- **Task**: Using the listing below, report all lines holding the word "Instituto".

- **Records from a collection**:
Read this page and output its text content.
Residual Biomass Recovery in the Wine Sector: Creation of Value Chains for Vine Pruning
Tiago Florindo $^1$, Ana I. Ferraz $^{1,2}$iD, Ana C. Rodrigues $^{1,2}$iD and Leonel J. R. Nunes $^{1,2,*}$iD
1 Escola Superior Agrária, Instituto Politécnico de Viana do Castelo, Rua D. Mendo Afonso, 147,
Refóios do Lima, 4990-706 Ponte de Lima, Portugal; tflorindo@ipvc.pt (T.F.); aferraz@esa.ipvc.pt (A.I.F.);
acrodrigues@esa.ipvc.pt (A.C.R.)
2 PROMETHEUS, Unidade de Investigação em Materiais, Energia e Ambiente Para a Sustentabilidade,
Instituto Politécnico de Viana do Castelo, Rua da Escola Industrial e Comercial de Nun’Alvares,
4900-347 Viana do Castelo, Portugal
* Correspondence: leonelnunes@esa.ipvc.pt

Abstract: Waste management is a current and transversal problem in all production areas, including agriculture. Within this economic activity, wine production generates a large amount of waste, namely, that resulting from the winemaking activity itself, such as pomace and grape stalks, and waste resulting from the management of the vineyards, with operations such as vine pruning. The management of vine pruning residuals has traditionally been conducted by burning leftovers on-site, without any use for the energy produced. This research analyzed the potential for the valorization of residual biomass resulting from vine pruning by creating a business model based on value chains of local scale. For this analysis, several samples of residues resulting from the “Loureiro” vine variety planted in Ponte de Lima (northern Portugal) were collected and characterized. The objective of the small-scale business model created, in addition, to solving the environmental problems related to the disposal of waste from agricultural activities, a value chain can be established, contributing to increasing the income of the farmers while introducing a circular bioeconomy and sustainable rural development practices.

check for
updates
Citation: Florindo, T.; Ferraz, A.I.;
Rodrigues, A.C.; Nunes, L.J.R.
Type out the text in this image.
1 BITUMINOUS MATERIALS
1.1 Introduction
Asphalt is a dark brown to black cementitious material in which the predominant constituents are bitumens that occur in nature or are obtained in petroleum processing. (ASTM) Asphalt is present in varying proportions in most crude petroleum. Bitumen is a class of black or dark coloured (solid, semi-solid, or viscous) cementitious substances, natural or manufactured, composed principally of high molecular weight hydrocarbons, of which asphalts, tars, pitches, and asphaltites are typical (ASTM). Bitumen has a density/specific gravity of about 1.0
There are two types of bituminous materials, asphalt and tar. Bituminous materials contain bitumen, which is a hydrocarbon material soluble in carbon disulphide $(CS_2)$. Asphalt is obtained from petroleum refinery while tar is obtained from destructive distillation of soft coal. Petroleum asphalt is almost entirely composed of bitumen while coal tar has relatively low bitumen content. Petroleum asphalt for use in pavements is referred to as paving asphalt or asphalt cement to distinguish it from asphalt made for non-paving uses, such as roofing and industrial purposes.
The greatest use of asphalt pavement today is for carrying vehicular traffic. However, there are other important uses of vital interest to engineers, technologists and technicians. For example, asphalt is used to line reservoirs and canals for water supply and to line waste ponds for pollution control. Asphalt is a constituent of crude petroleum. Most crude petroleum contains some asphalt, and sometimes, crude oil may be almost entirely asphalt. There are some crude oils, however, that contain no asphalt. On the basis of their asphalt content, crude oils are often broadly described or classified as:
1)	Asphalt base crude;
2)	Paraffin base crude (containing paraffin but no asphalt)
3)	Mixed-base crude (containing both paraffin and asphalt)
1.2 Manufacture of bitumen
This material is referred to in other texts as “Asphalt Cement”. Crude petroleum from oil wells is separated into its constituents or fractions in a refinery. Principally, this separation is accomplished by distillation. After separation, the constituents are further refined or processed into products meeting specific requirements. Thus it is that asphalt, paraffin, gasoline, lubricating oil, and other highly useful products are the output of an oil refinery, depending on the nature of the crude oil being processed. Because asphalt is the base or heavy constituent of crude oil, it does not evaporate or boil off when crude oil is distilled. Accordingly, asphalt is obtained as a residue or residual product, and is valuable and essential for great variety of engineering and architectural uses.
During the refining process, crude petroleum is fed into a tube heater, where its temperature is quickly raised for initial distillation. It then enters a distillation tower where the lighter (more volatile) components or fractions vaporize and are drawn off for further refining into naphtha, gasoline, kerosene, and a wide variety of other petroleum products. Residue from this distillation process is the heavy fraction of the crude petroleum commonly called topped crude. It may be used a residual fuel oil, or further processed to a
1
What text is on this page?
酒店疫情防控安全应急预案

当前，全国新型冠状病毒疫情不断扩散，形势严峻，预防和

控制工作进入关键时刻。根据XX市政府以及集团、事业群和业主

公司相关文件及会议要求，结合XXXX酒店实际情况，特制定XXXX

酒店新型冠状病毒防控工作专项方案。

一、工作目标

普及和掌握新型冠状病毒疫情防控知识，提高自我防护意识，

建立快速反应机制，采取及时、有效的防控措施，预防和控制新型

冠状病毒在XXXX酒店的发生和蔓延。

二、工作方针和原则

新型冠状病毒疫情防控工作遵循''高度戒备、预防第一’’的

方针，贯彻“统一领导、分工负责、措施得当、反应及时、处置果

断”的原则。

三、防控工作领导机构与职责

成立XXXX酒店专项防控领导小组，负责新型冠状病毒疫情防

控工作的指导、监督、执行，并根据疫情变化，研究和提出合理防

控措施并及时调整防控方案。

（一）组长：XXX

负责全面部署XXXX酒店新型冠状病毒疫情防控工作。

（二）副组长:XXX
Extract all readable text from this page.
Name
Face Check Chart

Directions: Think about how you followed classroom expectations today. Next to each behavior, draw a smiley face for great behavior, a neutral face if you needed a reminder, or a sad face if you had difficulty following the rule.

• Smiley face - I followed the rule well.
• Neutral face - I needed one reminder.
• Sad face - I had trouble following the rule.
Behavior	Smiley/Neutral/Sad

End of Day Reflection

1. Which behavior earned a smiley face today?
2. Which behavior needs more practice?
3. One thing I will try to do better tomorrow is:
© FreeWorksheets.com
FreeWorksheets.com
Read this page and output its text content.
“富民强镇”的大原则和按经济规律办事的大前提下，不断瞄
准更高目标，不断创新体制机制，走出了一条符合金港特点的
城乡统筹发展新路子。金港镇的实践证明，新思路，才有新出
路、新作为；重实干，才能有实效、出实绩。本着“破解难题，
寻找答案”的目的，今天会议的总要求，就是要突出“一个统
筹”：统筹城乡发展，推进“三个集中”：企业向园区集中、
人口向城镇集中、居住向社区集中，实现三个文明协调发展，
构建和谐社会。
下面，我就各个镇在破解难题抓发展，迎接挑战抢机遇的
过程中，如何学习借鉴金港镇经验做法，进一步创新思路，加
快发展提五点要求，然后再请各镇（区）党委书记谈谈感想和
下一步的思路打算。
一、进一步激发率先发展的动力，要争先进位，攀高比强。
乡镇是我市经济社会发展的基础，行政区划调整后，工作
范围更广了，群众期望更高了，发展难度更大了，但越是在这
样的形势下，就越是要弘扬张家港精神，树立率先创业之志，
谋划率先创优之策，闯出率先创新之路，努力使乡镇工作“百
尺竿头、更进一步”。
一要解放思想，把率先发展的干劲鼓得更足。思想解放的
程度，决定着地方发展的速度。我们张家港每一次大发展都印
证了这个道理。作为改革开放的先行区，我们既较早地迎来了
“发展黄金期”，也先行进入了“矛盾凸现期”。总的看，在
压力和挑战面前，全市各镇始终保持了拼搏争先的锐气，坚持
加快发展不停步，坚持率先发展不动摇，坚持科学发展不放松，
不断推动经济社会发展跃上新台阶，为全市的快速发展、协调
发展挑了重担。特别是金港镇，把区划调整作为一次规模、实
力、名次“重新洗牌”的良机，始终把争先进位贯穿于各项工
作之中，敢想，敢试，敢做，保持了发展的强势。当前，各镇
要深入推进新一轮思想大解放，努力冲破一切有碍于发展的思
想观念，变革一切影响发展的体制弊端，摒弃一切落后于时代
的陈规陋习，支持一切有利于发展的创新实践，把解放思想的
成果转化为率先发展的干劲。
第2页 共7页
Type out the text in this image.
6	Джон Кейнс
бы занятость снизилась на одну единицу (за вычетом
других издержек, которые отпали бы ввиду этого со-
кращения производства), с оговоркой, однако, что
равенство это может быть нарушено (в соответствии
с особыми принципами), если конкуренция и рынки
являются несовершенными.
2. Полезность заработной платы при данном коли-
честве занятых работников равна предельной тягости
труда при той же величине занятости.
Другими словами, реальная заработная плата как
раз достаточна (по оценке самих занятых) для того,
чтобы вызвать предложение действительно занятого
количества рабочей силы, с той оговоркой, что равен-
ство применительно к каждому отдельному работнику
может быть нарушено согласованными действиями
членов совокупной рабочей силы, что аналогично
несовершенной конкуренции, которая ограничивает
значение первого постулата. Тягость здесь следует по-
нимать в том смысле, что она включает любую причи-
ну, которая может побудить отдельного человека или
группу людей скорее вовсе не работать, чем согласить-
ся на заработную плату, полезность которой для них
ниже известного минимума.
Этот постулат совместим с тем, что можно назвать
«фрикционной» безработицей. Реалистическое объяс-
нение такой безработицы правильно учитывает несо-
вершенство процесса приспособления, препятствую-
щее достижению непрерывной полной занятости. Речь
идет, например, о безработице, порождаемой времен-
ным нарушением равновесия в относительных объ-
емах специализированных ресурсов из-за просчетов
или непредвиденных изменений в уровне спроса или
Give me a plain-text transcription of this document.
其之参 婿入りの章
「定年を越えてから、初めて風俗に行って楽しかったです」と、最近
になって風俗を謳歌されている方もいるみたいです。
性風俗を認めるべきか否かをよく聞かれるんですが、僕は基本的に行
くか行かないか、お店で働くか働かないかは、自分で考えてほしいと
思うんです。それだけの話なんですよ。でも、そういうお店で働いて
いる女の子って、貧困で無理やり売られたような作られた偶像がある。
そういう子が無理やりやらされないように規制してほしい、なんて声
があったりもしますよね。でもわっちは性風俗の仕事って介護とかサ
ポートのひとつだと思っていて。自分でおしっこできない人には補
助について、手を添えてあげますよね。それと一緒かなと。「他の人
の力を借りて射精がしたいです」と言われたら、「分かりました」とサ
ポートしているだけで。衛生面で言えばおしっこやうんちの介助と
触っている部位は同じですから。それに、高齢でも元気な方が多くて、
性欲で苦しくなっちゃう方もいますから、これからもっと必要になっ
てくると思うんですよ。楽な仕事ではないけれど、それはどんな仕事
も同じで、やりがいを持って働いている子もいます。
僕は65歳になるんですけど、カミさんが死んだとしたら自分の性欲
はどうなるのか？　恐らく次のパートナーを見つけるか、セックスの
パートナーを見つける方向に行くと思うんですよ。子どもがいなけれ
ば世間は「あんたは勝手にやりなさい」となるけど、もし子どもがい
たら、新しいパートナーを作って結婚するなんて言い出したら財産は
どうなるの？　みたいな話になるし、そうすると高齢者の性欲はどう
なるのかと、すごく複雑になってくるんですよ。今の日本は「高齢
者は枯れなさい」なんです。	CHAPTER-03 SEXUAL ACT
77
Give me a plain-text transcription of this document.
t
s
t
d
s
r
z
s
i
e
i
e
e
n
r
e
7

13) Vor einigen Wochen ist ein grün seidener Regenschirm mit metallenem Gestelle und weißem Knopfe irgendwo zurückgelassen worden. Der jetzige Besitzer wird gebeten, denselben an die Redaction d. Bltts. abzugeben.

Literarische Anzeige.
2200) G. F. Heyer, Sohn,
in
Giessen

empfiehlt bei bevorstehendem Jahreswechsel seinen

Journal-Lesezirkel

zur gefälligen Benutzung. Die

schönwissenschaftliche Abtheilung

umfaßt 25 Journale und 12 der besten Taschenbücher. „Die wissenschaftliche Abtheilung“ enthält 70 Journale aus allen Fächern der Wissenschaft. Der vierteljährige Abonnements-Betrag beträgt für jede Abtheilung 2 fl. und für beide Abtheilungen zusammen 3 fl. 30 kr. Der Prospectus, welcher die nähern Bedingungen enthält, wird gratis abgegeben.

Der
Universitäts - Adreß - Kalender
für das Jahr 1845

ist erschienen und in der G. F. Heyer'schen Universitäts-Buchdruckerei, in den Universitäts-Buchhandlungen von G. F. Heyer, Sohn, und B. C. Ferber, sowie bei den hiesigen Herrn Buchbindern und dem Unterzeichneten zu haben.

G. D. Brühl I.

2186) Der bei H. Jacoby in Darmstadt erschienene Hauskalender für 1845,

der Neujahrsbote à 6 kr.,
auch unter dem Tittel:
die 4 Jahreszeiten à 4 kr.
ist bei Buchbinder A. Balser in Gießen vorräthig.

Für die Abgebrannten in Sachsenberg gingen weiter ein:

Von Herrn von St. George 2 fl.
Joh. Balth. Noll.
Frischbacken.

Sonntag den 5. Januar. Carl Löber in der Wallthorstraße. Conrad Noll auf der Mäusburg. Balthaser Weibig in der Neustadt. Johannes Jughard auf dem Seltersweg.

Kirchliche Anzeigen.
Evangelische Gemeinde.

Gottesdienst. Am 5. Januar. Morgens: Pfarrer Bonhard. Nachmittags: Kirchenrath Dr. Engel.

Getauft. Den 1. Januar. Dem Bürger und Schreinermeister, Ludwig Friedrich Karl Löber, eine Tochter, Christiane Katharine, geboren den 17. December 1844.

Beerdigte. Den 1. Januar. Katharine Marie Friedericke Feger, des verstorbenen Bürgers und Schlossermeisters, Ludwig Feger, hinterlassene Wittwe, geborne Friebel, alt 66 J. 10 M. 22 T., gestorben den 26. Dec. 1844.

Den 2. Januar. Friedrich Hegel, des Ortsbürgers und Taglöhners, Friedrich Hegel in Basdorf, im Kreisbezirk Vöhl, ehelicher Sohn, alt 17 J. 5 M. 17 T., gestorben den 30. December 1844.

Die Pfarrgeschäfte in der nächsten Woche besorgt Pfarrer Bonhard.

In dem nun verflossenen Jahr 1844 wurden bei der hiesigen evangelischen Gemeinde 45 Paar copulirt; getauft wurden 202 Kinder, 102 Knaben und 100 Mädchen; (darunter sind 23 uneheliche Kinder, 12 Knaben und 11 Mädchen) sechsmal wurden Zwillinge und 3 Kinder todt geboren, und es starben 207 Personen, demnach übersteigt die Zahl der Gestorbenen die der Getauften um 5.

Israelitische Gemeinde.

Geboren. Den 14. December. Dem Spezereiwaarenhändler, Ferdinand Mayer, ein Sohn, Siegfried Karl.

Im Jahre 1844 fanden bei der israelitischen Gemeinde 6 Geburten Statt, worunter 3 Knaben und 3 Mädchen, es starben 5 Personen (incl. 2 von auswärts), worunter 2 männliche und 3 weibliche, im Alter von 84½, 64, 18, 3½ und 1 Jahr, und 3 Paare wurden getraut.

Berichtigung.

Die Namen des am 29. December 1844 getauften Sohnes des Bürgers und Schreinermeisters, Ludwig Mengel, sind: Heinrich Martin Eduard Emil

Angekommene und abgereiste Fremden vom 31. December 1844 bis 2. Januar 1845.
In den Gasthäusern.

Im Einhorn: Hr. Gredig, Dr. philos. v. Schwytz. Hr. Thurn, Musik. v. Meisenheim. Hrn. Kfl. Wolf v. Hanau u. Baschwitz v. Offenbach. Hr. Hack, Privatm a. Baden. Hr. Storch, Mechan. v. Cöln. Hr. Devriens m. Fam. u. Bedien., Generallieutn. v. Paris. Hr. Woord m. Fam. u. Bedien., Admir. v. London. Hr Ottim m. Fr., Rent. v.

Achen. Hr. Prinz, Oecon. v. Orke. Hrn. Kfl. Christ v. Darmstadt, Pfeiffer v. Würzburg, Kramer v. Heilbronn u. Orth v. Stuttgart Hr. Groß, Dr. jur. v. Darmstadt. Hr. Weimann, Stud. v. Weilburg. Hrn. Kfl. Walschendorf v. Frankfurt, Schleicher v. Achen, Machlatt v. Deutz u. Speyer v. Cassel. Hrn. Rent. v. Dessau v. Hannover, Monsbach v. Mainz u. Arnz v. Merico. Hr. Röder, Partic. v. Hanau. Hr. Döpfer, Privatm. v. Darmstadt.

- **Reply**:
1 Escola Superior Agrária, Instituto Politécnico de Viana do Castelo, Rua D. Mendo Afonso, 147,
Instituto Politécnico de Viana do Castelo, Rua da Escola Industrial e Comercial de Nun’Alvares,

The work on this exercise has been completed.